**Written task**
In the listing below, identify each line with the word "icon" and return those lines.

**Stored data**
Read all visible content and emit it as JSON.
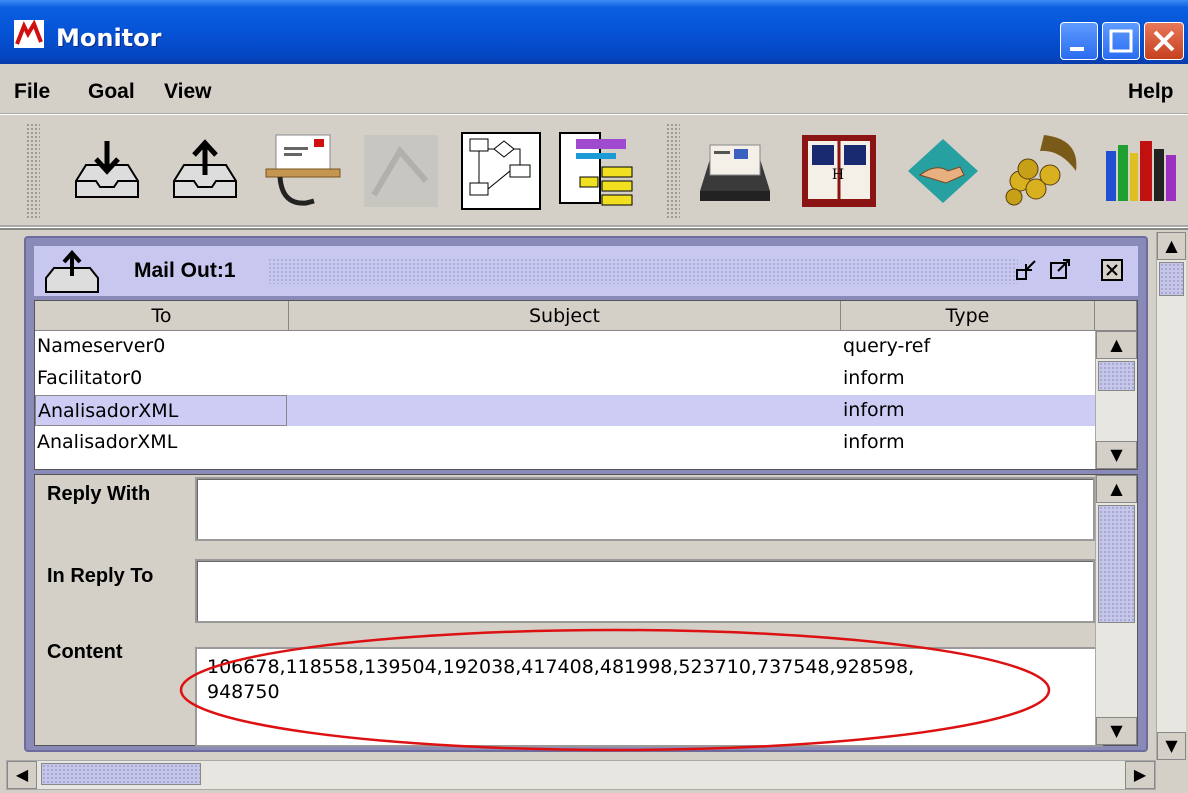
{
  "window": {
    "title": "Monitor"
  },
  "menu": {
    "file": "File",
    "goal": "Goal",
    "view": "View",
    "help": "Help"
  },
  "toolbar": {
    "tools": [
      "inbox-icon",
      "outbox-icon",
      "mail-tray-icon",
      "disabled-tool-icon",
      "flowchart-icon",
      "data-tree-icon",
      "rolodex-icon",
      "dictionary-icon",
      "handshake-icon",
      "cornucopia-icon",
      "library-icon"
    ]
  },
  "frame": {
    "title": "Mail Out:1"
  },
  "table": {
    "headers": {
      "to": "To",
      "subject": "Subject",
      "type": "Type"
    },
    "rows": [
      {
        "to": "Nameserver0",
        "subject": "",
        "type": "query-ref"
      },
      {
        "to": "Facilitator0",
        "subject": "",
        "type": "inform"
      },
      {
        "to": "AnalisadorXML",
        "subject": "",
        "type": "inform"
      },
      {
        "to": "AnalisadorXML",
        "subject": "",
        "type": "inform"
      }
    ]
  },
  "details": {
    "reply_with_label": "Reply With",
    "in_reply_to_label": "In Reply To",
    "content_label": "Content",
    "content_line1": "106678,118558,139504,192038,417408,481998,523710,737548,928598,",
    "content_line2": "948750"
  },
  "colors": {
    "titlebar": "#0653d6",
    "selection": "#ccccf5",
    "annotation": "#dd1111"
  }
}
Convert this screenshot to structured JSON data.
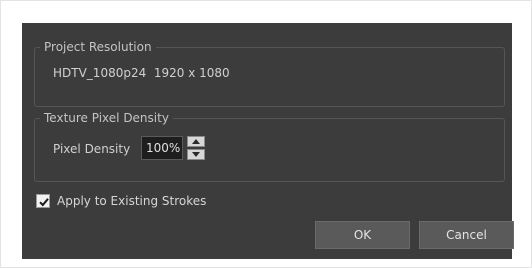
{
  "project_resolution": {
    "title": "Project Resolution",
    "value": "HDTV_1080p24  1920 x 1080"
  },
  "texture_pixel_density": {
    "title": "Texture Pixel Density",
    "label": "Pixel Density",
    "value": "100%"
  },
  "apply_existing": {
    "label": "Apply to Existing Strokes",
    "checked": true
  },
  "buttons": {
    "ok": "OK",
    "cancel": "Cancel"
  },
  "colors": {
    "dialog_bg": "#3c3c3c",
    "button_bg": "#5a5a5a",
    "input_bg": "#1e1e1e"
  }
}
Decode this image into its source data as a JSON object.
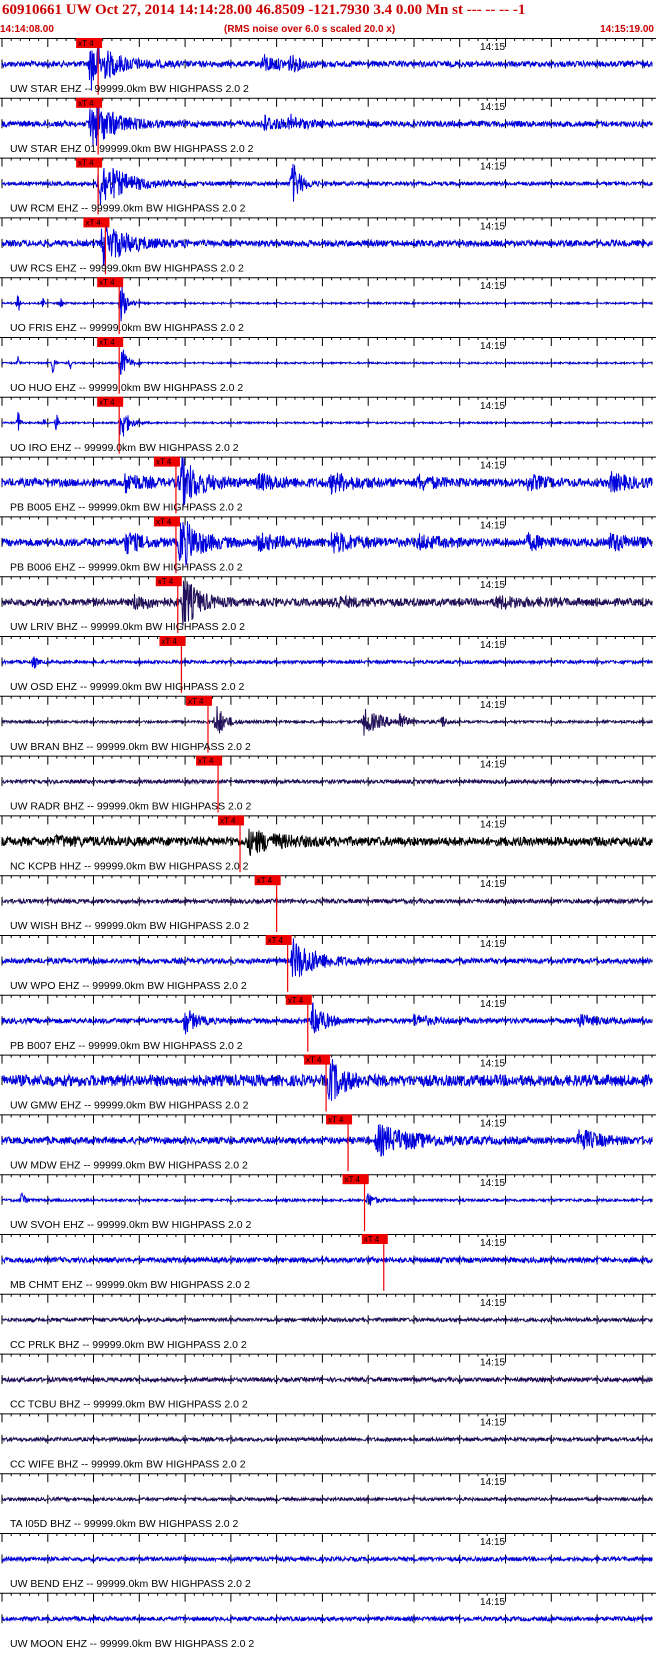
{
  "header": {
    "title": "60910661 UW Oct 27, 2014 14:14:28.00   46.8509 -121.7930  3.4 0.00 Mn st --- -- --  -1",
    "time_start": "14:14:08.00",
    "time_end": "14:15:19.00",
    "subtitle": "(RMS noise over 6.0 s scaled 20.0 x)"
  },
  "colors": {
    "title": "#cc0000",
    "pick": "#ee0000",
    "trace_blue": "#0000dd",
    "trace_navy": "#22115a",
    "trace_black": "#000000"
  },
  "chart_data": {
    "type": "line",
    "x_unit": "s",
    "x_range": [
      0,
      71
    ],
    "minute_label": "14:15",
    "minute_label_time": 52,
    "pick_label": "xT 4",
    "traces": [
      {
        "label": "UW STAR EHZ -- 99999.0km BW  HIGHPASS  2.0  2",
        "color": "#0000dd",
        "noise": 0.11,
        "pick": 10.5,
        "bursts": [
          [
            9.7,
            5.2,
            1.0
          ],
          [
            28.5,
            3.8,
            0.32
          ],
          [
            31.5,
            2.5,
            0.25
          ]
        ]
      },
      {
        "label": "UW STAR EHZ 01 99999.0km BW  HIGHPASS  2.0  2",
        "color": "#0000dd",
        "noise": 0.11,
        "pick": 10.5,
        "bursts": [
          [
            9.7,
            5.2,
            1.0
          ],
          [
            28.5,
            3.8,
            0.32
          ],
          [
            31.5,
            2.5,
            0.25
          ]
        ]
      },
      {
        "label": "UW RCM EHZ -- 99999.0km BW  HIGHPASS  2.0  2",
        "color": "#0000dd",
        "noise": 0.07,
        "pick": 10.5,
        "bursts": [
          [
            10.6,
            6.0,
            0.95
          ],
          [
            31.7,
            2.0,
            0.85
          ]
        ]
      },
      {
        "label": "UW RCS EHZ -- 99999.0km BW  HIGHPASS  2.0  2",
        "color": "#0000dd",
        "noise": 0.12,
        "pick": 11.3,
        "bursts": [
          [
            11.0,
            5.5,
            0.85
          ]
        ]
      },
      {
        "label": "UO FRIS EHZ -- 99999.0km BW  HIGHPASS  2.0  2",
        "color": "#0000dd",
        "noise": 0.03,
        "pick": 12.8,
        "bursts": [
          [
            13.0,
            1.2,
            0.8
          ],
          [
            1.8,
            0.3,
            0.45
          ],
          [
            4.5,
            0.2,
            0.2
          ],
          [
            6.5,
            0.3,
            0.3
          ]
        ]
      },
      {
        "label": "UO HUO EHZ -- 99999.0km BW  HIGHPASS  2.0  2",
        "color": "#0000dd",
        "noise": 0.03,
        "pick": 12.8,
        "bursts": [
          [
            13.0,
            1.2,
            0.85
          ],
          [
            1.8,
            0.2,
            0.3
          ],
          [
            5.6,
            0.3,
            0.5
          ],
          [
            7.5,
            0.2,
            0.25
          ]
        ]
      },
      {
        "label": "UO IRO EHZ -- 99999.0km BW  HIGHPASS  2.0  2",
        "color": "#0000dd",
        "noise": 0.03,
        "pick": 12.8,
        "bursts": [
          [
            13.0,
            1.5,
            0.85
          ],
          [
            1.8,
            0.3,
            0.55
          ],
          [
            4.6,
            0.2,
            0.3
          ],
          [
            6.0,
            0.3,
            0.4
          ]
        ]
      },
      {
        "label": "PB B005 EHZ -- 99999.0km BW  HIGHPASS  2.0  2",
        "color": "#0000dd",
        "noise": 0.15,
        "pick": 19.0,
        "bursts": [
          [
            13.5,
            4.0,
            0.35
          ],
          [
            19.5,
            4.5,
            0.95
          ],
          [
            28.0,
            6.0,
            0.25
          ],
          [
            36.0,
            6.0,
            0.32
          ],
          [
            45.5,
            5.0,
            0.22
          ],
          [
            57.5,
            4.0,
            0.25
          ],
          [
            66.5,
            5.0,
            0.3
          ]
        ]
      },
      {
        "label": "PB B006 EHZ -- 99999.0km BW  HIGHPASS  2.0  2",
        "color": "#0000dd",
        "noise": 0.15,
        "pick": 19.0,
        "bursts": [
          [
            13.5,
            4.0,
            0.38
          ],
          [
            19.5,
            4.5,
            0.95
          ],
          [
            28.0,
            6.0,
            0.25
          ],
          [
            36.0,
            6.0,
            0.35
          ],
          [
            45.5,
            5.0,
            0.22
          ],
          [
            57.5,
            4.0,
            0.25
          ],
          [
            66.5,
            5.0,
            0.3
          ]
        ]
      },
      {
        "label": "UW LRIV BHZ -- 99999.0km BW  HIGHPASS  2.0  2",
        "color": "#22115a",
        "noise": 0.14,
        "pick": 19.2,
        "bursts": [
          [
            14.5,
            4.0,
            0.25
          ],
          [
            19.8,
            3.5,
            1.0
          ],
          [
            36.0,
            6.0,
            0.18
          ],
          [
            54.0,
            8.0,
            0.18
          ]
        ]
      },
      {
        "label": "UW OSD EHZ -- 99999.0km BW  HIGHPASS  2.0  2",
        "color": "#0000dd",
        "noise": 0.06,
        "pick": 19.6,
        "bursts": [
          [
            3.5,
            0.6,
            0.3
          ]
        ]
      },
      {
        "label": "UW BRAN BHZ -- 99999.0km BW  HIGHPASS  2.0  2",
        "color": "#22115a",
        "noise": 0.05,
        "pick": 22.5,
        "bursts": [
          [
            23.4,
            1.8,
            0.75
          ],
          [
            39.5,
            4.5,
            0.5
          ],
          [
            43.5,
            1.0,
            0.35
          ],
          [
            48.0,
            1.0,
            0.3
          ]
        ]
      },
      {
        "label": "UW RADR BHZ -- 99999.0km BW  HIGHPASS  2.0  2",
        "color": "#22115a",
        "noise": 0.07,
        "pick": 23.6,
        "bursts": []
      },
      {
        "label": "NC KCPB HHZ -- 99999.0km BW  HIGHPASS  2.0  2",
        "color": "#000000",
        "noise": 0.17,
        "pick": 26.0,
        "bursts": [
          [
            27.0,
            7.0,
            0.4
          ],
          [
            6.0,
            5.0,
            0.12
          ]
        ]
      },
      {
        "label": "UW WISH BHZ -- 99999.0km BW  HIGHPASS  2.0  2",
        "color": "#22115a",
        "noise": 0.08,
        "pick": 30.0,
        "bursts": []
      },
      {
        "label": "UW WPO EHZ -- 99999.0km BW  HIGHPASS  2.0  2",
        "color": "#0000dd",
        "noise": 0.1,
        "pick": 31.2,
        "bursts": [
          [
            31.8,
            5.5,
            0.8
          ]
        ]
      },
      {
        "label": "PB B007 EHZ -- 99999.0km BW  HIGHPASS  2.0  2",
        "color": "#0000dd",
        "noise": 0.1,
        "pick": 33.4,
        "bursts": [
          [
            20.0,
            2.5,
            0.5
          ],
          [
            34.0,
            2.5,
            0.75
          ],
          [
            45.0,
            4.0,
            0.2
          ],
          [
            63.0,
            4.0,
            0.22
          ]
        ]
      },
      {
        "label": "UW GMW EHZ -- 99999.0km BW  HIGHPASS  2.0  2",
        "color": "#0000dd",
        "noise": 0.22,
        "pick": 35.4,
        "bursts": [
          [
            35.8,
            3.0,
            0.8
          ]
        ]
      },
      {
        "label": "UW MDW EHZ -- 99999.0km BW  HIGHPASS  2.0  2",
        "color": "#0000dd",
        "noise": 0.13,
        "pick": 37.8,
        "bursts": [
          [
            41.0,
            9.0,
            0.55
          ],
          [
            63.0,
            5.0,
            0.4
          ]
        ]
      },
      {
        "label": "UW SVOH EHZ -- 99999.0km BW  HIGHPASS  2.0  2",
        "color": "#0000dd",
        "noise": 0.05,
        "pick": 39.6,
        "bursts": [
          [
            2.2,
            0.5,
            0.4
          ],
          [
            40.0,
            1.5,
            0.3
          ]
        ]
      },
      {
        "label": "MB CHMT EHZ -- 99999.0km BW  HIGHPASS  2.0  2",
        "color": "#0000dd",
        "noise": 0.1,
        "pick": 41.7,
        "bursts": []
      },
      {
        "label": "CC PRLK BHZ -- 99999.0km BW  HIGHPASS  2.0  2",
        "color": "#22115a",
        "noise": 0.07,
        "pick": null,
        "bursts": []
      },
      {
        "label": "CC TCBU BHZ -- 99999.0km BW  HIGHPASS  2.0  2",
        "color": "#22115a",
        "noise": 0.08,
        "pick": null,
        "bursts": []
      },
      {
        "label": "CC WIFE BHZ -- 99999.0km BW  HIGHPASS  2.0  2",
        "color": "#22115a",
        "noise": 0.07,
        "pick": null,
        "bursts": []
      },
      {
        "label": "TA I05D BHZ -- 99999.0km BW  HIGHPASS  2.0  2",
        "color": "#22115a",
        "noise": 0.06,
        "pick": null,
        "bursts": []
      },
      {
        "label": "UW BEND EHZ -- 99999.0km BW  HIGHPASS  2.0  2",
        "color": "#0000dd",
        "noise": 0.08,
        "pick": null,
        "bursts": []
      },
      {
        "label": "UW MOON EHZ -- 99999.0km BW  HIGHPASS  2.0  2",
        "color": "#0000dd",
        "noise": 0.08,
        "pick": null,
        "bursts": []
      }
    ]
  }
}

**Complete output**
      "inbox-icon",
      "outbox-icon",
      "mail-tray-icon",
      "disabled-tool-icon",
      "flowchart-icon",
      "data-tree-icon",
      "rolodex-icon",
      "dictionary-icon",
      "handshake-icon",
      "cornucopia-icon",
      "library-icon"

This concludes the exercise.